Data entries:
╔══

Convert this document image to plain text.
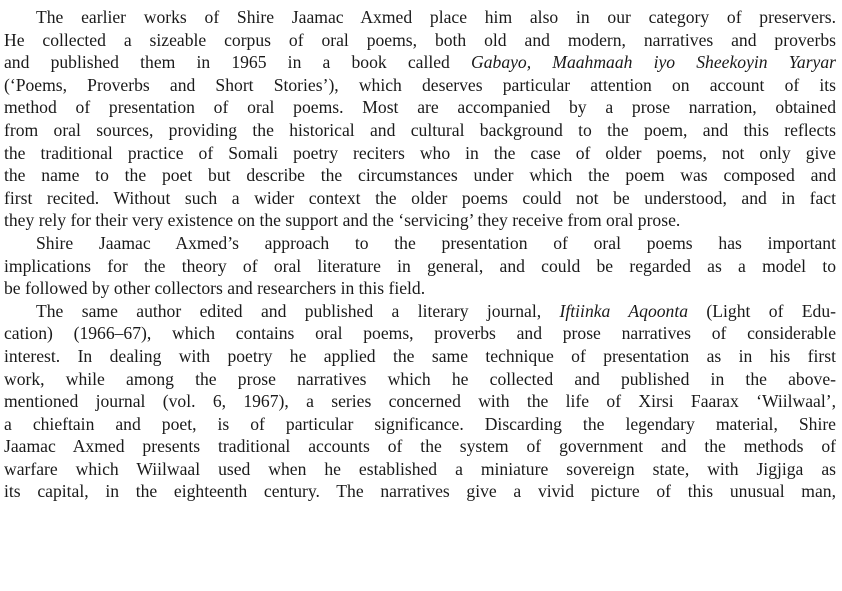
The earlier works of Shire Jaamac Axmed place him also in our category of preservers.
He collected a sizeable corpus of oral poems, both old and modern, narratives and proverbs
and published them in 1965 in a book called Gabayo, Maahmaah iyo Sheekoyin Yaryar
(‘Poems, Proverbs and Short Stories’), which deserves particular attention on account of its
method of presentation of oral poems. Most are accompanied by a prose narration, obtained
from oral sources, providing the historical and cultural background to the poem, and this reflects
the traditional practice of Somali poetry reciters who in the case of older poems, not only give
the name to the poet but describe the circumstances under which the poem was composed and
first recited. Without such a wider context the older poems could not be understood, and in fact
they rely for their very existence on the support and the ‘servicing’ they receive from oral prose.
Shire Jaamac Axmed’s approach to the presentation of oral poems has important
implications for the theory of oral literature in general, and could be regarded as a model to
be followed by other collectors and researchers in this field.
The same author edited and published a literary journal, Iftiinka Aqoonta (Light of Edu-
cation) (1966–67), which contains oral poems, proverbs and prose narratives of considerable
interest. In dealing with poetry he applied the same technique of presentation as in his first
work, while among the prose narratives which he collected and published in the above-
mentioned journal (vol. 6, 1967), a series concerned with the life of Xirsi Faarax ‘Wiilwaal’,
a chieftain and poet, is of particular significance. Discarding the legendary material, Shire
Jaamac Axmed presents traditional accounts of the system of government and the methods of
warfare which Wiilwaal used when he established a miniature sovereign state, with Jigjiga as
its capital, in the eighteenth century. The narratives give a vivid picture of this unusual man,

╚══

Exercise directions ▸ Copy the listing word for word, excluding its pictures.

Output for this exercise ▸
Convert this document image to plain text.
The earlier works of Shire Jaamac Axmed place him also in our category of preservers.
He collected a sizeable corpus of oral poems, both old and modern, narratives and proverbs
and published them in 1965 in a book called Gabayo, Maahmaah iyo Sheekoyin Yaryar
(‘Poems, Proverbs and Short Stories’), which deserves particular attention on account of its
method of presentation of oral poems. Most are accompanied by a prose narration, obtained
from oral sources, providing the historical and cultural background to the poem, and this reflects
the traditional practice of Somali poetry reciters who in the case of older poems, not only give
the name to the poet but describe the circumstances under which the poem was composed and
first recited. Without such a wider context the older poems could not be understood, and in fact
they rely for their very existence on the support and the ‘servicing’ they receive from oral prose.
Shire Jaamac Axmed’s approach to the presentation of oral poems has important
implications for the theory of oral literature in general, and could be regarded as a model to
be followed by other collectors and researchers in this field.
The same author edited and published a literary journal, Iftiinka Aqoonta (Light of Edu-
cation) (1966–67), which contains oral poems, proverbs and prose narratives of considerable
interest. In dealing with poetry he applied the same technique of presentation as in his first
work, while among the prose narratives which he collected and published in the above-
mentioned journal (vol. 6, 1967), a series concerned with the life of Xirsi Faarax ‘Wiilwaal’,
a chieftain and poet, is of particular significance. Discarding the legendary material, Shire
Jaamac Axmed presents traditional accounts of the system of government and the methods of
warfare which Wiilwaal used when he established a miniature sovereign state, with Jigjiga as
its capital, in the eighteenth century. The narratives give a vivid picture of this unusual man,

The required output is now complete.